Come cambiano le preferenze nei confronti delle location e perché
Ormai si registra, con sempre maggiore evidenza, un mutamento nelle modalità di selezione delle location destinate a eventi e incontri aziendali.
I criteri di selezione, infatti, non sono più legati alla mera disponibilità di uno spazio, ma anche e soprattutto al significato dell'evento, all’atmosfera e alla coerenza con la brand identity dell'azienda coinvolta. Ciò che un tempo si configurava come una scelta meramente logistica, insomma, assume oggi un peso culturale più marcato, modellata dalla percezione, dalle aspettative del pubblico e dal linguaggio stesso dello spazio.

Dalla comodità al significato
Fermo restando il rispetto di necessità di natura pratica, in primis l’accessibilità, che non può mai mancare, la selezione delle location avviene ormai sempre più spesso anche in armonia con la dimensione "narrativa" degli eventi, poiché gli spazi vengono interpretati sempre più spesso come estensioni del racconto legato al brand.
Anche le ricerche nell’ambito dell’experience design e dell'event planning strategico evidenziano tale trasformazione, come rilevato da studi specifici di Deloitte ed EventMB. Il pubblico contemporaneo si aspetta cioè che la location non sia più soltanto il luogo in cui qualcosa accade, ma parte integrante di ciò che viene comunicato.

Il ruolo della brand identity nella scelta dello spazio
Per questo l’identità del brand si è imposta come filtro costante nella scelta di una venue, anche relativamente a elementi concreti come palette di colori, materiali, tono architettonico e background storico della struttura.
---
**Completa quanto segue:**
1. Nel testo sulle location, riporta il passo che parte da "Come cambiano le" e va avanti fino a "e incontri aziendali.", cambiando "aziendali" in "di lavoro".
2. Rispondi a queste domande sul testo sulle location.
(a) Quale necessità di natura pratica non può mai mancare?
(b) Di chi sono gli studi che rilevano la trasformazione?
(c) Quali elementi concreti vengono filtrati dall'identità del brand nella scelta di una venue?

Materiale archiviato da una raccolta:
---
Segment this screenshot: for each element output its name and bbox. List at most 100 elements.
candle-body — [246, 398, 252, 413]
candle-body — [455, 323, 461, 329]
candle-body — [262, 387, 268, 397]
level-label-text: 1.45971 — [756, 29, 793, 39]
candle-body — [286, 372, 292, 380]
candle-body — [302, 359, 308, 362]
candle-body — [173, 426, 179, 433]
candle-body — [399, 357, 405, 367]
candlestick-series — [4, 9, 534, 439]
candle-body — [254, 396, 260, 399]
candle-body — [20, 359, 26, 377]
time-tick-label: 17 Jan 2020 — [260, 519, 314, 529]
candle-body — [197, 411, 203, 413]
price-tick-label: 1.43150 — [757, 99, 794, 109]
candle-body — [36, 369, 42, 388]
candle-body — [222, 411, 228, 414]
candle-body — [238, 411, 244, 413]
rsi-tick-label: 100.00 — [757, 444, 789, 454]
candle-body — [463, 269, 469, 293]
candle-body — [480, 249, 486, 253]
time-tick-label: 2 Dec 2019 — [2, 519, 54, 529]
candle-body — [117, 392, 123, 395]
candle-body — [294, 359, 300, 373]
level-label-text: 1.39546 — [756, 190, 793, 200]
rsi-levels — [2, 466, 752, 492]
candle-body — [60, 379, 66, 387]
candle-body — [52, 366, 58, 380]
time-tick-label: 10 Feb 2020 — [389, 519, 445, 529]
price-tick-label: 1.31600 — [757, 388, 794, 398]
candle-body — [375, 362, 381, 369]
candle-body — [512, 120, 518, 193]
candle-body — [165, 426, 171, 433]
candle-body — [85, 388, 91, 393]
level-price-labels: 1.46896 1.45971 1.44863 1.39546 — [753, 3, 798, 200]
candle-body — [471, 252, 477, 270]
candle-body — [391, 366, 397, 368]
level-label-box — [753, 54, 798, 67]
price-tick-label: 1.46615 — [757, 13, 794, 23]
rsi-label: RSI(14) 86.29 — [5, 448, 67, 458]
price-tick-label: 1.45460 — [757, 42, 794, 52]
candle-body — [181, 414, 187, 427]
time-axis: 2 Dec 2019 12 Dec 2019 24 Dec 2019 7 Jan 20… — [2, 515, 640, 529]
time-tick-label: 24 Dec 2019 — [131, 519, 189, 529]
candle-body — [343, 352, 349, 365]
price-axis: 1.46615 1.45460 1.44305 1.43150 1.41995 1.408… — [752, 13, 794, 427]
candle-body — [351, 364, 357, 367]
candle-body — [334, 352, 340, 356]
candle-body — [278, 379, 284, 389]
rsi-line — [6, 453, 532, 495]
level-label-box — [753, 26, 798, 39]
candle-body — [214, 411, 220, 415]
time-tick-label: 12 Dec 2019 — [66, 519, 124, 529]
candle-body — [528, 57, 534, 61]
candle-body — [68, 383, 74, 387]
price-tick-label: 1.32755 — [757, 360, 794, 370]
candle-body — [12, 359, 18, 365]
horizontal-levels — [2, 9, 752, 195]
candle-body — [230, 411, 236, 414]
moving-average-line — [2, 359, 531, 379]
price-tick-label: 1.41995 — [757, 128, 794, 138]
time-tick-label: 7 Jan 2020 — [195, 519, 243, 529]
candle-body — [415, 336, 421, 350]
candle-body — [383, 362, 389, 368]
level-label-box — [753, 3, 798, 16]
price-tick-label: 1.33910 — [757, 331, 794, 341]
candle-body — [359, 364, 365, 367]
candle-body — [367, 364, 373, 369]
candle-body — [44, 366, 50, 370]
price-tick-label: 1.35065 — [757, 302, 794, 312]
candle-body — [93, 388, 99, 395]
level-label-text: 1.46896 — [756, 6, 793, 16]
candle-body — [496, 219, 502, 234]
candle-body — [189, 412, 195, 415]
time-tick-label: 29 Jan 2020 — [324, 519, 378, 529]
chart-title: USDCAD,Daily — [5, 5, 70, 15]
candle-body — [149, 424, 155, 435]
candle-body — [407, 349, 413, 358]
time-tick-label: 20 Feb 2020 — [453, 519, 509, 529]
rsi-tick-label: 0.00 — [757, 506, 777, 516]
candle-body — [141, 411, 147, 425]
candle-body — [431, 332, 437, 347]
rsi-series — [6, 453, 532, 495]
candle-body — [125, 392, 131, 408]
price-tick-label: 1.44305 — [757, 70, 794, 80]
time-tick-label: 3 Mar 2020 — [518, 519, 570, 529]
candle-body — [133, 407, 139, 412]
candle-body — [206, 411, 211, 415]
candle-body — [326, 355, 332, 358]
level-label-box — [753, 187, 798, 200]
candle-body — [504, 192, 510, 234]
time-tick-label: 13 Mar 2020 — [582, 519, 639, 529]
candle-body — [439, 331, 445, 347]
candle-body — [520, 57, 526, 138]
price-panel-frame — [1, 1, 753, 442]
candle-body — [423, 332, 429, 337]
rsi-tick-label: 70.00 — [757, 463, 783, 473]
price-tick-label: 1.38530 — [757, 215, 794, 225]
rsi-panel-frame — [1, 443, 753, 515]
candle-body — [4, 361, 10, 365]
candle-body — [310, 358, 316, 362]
---
**Elenco risposte:**
1.
Come cambiano le preferenze nei confronti delle location e perché
Ormai si registra, con sempre maggiore evidenza, un mutamento nelle modalità di selezione delle location destinate a eventi e incontri di lavoro.

2.
(a) L'accessibilità.
(b) Di Deloitte ed EventMB.
(c) Palette di colori, materiali, tono architettonico e background storico della struttura.